(Saved entries)
** Start **
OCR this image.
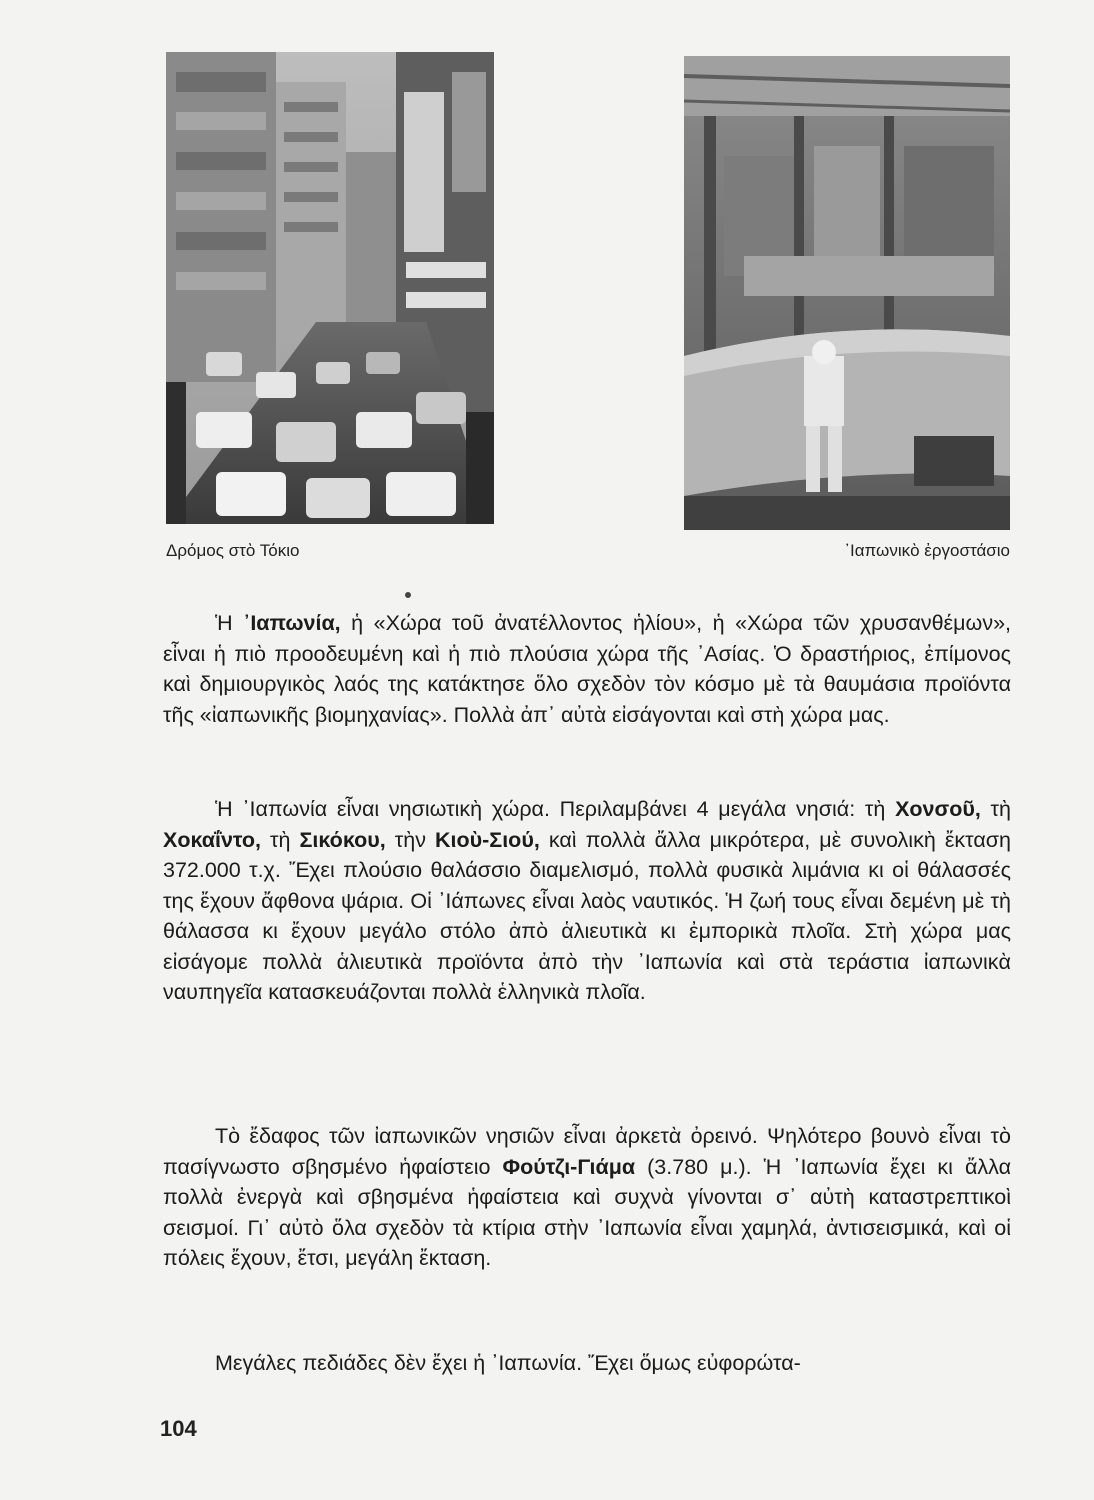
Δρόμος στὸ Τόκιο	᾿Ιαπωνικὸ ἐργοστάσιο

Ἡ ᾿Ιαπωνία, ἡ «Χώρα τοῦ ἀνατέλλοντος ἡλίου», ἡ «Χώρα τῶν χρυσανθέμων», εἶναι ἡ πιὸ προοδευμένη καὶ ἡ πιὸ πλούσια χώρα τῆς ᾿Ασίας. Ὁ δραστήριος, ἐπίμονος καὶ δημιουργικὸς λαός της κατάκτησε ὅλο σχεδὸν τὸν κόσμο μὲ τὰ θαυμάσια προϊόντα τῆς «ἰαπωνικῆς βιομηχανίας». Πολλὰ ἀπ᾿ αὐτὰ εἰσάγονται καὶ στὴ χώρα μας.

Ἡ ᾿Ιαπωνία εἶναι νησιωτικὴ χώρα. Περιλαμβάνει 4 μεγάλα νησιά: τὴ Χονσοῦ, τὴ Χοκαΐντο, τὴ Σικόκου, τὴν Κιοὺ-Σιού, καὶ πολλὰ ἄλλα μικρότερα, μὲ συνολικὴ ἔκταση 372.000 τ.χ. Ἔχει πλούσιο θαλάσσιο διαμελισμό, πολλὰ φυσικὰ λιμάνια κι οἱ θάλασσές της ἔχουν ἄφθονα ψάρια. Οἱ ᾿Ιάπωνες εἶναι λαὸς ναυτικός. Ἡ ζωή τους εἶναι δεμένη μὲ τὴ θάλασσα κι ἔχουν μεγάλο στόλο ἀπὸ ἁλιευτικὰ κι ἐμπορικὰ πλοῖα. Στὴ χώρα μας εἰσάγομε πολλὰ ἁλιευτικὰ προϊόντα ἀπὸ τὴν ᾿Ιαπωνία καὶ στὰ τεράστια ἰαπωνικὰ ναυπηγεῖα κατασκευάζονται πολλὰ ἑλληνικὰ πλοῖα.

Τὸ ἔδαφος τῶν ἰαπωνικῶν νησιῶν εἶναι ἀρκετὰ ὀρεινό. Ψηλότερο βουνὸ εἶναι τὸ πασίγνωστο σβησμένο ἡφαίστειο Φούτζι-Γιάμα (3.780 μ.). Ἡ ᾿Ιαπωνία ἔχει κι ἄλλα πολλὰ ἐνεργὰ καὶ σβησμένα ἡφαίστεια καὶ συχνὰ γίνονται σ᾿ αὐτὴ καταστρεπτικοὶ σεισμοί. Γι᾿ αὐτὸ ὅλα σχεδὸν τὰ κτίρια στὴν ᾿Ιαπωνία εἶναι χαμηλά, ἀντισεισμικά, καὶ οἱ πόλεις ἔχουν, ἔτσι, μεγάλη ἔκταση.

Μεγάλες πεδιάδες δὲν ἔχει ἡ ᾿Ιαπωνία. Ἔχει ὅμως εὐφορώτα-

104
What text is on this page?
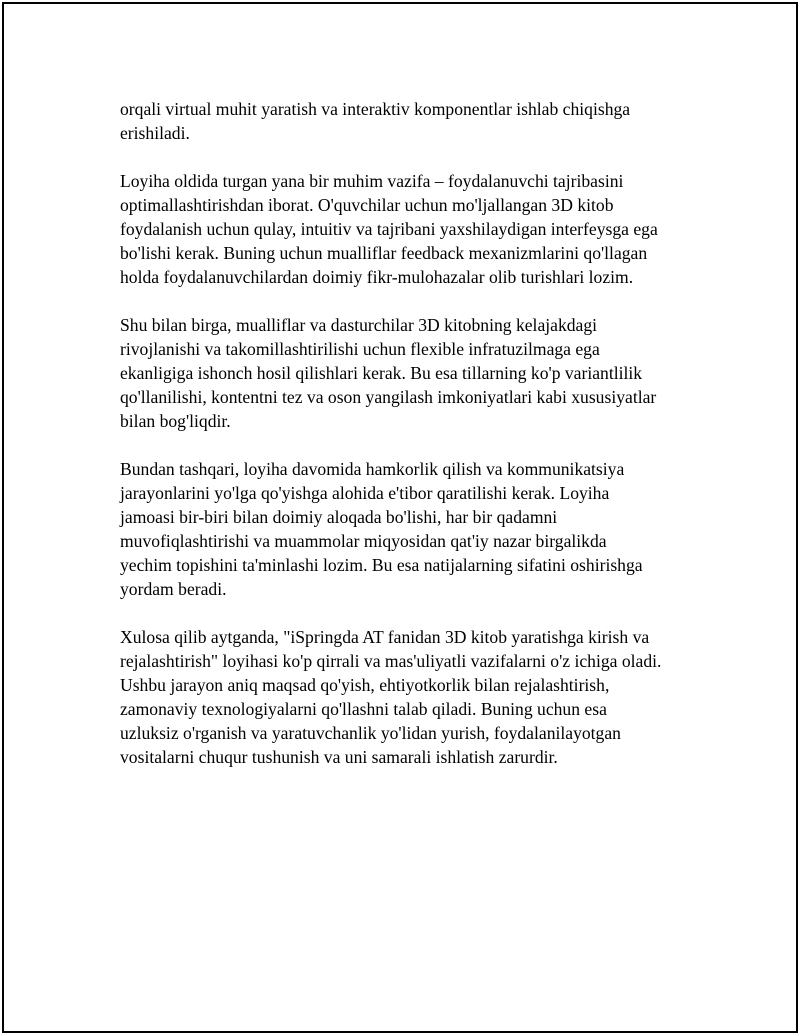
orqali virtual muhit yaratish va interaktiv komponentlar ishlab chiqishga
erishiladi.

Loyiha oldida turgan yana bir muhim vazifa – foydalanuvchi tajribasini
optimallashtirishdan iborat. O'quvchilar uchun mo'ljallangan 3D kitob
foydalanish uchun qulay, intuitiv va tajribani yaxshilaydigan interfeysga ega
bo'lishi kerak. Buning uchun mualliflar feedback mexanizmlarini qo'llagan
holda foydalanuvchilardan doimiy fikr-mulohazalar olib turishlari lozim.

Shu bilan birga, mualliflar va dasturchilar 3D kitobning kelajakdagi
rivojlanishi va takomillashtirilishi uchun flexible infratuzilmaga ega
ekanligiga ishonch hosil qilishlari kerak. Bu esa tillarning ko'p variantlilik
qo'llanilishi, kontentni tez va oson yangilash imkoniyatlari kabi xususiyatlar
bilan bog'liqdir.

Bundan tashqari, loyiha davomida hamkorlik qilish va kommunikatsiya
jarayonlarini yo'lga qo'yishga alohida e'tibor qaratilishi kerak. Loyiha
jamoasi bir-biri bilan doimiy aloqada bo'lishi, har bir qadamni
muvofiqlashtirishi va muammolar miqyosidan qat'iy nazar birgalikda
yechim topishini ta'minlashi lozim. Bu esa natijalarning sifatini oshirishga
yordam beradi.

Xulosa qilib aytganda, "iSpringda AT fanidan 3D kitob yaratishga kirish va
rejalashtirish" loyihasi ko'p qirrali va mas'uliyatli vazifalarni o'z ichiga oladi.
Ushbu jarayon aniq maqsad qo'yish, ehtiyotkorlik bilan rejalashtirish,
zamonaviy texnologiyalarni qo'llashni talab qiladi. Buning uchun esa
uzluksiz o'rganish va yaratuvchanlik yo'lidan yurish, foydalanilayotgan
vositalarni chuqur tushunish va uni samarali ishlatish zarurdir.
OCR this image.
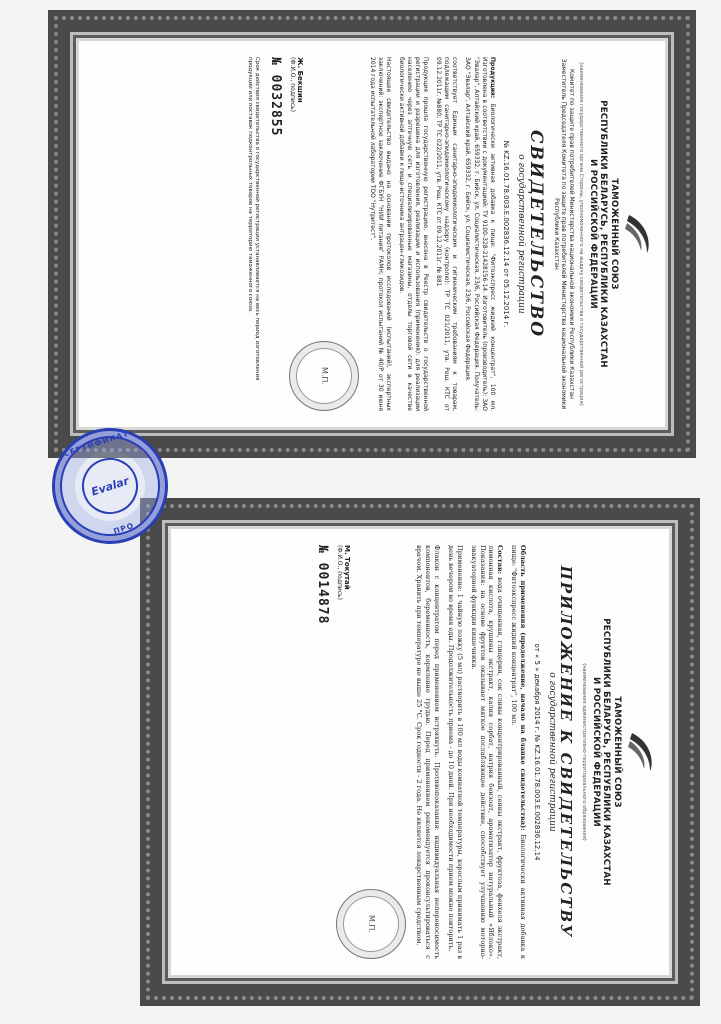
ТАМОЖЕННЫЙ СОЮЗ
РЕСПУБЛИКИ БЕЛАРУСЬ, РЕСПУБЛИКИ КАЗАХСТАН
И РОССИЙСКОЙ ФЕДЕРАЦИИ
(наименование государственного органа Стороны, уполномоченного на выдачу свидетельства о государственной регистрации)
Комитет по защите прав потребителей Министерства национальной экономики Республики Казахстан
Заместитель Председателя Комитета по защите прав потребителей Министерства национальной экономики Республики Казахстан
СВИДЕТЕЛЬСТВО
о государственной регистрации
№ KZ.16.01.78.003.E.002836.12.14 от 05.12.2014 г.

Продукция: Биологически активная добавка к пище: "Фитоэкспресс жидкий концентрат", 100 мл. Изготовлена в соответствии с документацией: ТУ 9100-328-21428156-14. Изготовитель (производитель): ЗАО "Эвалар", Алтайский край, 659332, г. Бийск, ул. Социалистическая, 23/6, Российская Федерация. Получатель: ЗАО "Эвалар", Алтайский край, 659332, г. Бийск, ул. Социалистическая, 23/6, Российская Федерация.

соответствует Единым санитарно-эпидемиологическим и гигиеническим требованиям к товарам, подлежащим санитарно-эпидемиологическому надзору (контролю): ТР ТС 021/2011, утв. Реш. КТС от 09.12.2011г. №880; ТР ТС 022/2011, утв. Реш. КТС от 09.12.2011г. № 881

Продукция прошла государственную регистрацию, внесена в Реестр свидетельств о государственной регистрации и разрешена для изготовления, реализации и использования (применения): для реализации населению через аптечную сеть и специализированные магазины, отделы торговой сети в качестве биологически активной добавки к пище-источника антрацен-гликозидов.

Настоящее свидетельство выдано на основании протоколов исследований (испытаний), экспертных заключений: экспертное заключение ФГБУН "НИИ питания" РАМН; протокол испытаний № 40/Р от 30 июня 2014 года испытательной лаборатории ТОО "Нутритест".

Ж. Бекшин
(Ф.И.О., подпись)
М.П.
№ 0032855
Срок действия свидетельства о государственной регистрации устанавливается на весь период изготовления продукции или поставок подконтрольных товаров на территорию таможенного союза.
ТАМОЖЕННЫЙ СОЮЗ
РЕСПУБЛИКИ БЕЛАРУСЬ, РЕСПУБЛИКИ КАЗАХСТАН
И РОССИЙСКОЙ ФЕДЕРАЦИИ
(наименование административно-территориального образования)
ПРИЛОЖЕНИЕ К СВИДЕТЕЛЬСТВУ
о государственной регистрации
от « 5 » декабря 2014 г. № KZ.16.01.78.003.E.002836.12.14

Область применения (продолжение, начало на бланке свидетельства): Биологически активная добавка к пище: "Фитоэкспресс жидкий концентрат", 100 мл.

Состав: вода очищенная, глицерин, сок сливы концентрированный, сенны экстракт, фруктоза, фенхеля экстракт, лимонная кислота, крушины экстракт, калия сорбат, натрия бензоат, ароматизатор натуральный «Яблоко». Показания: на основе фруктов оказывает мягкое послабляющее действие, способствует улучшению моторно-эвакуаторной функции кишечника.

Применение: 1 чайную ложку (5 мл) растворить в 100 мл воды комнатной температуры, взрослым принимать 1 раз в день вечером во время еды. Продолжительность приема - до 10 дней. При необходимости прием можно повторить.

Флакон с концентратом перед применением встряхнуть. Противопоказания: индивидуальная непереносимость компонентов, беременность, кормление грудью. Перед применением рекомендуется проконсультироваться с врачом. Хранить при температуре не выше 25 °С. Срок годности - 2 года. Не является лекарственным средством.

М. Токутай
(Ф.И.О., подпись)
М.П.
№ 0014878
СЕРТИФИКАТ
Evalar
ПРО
** End **
• Required work:
Copy every line above in which the string "года" shows up.

• Problem solution:
Настоящее свидетельство выдано на основании протоколов исследований (испытаний), экспертных заключений: экспертное заключение ФГБУН "НИИ питания" РАМН; протокол испытаний № 40/Р от 30 июня 2014 года испытательной лаборатории ТОО "Нутритест".
Флакон с концентратом перед применением встряхнуть. Противопоказания: индивидуальная непереносимость компонентов, беременность, кормление грудью. Перед применением рекомендуется проконсультироваться с врачом. Хранить при температуре не выше 25 °С. Срок годности - 2 года. Не является лекарственным средством.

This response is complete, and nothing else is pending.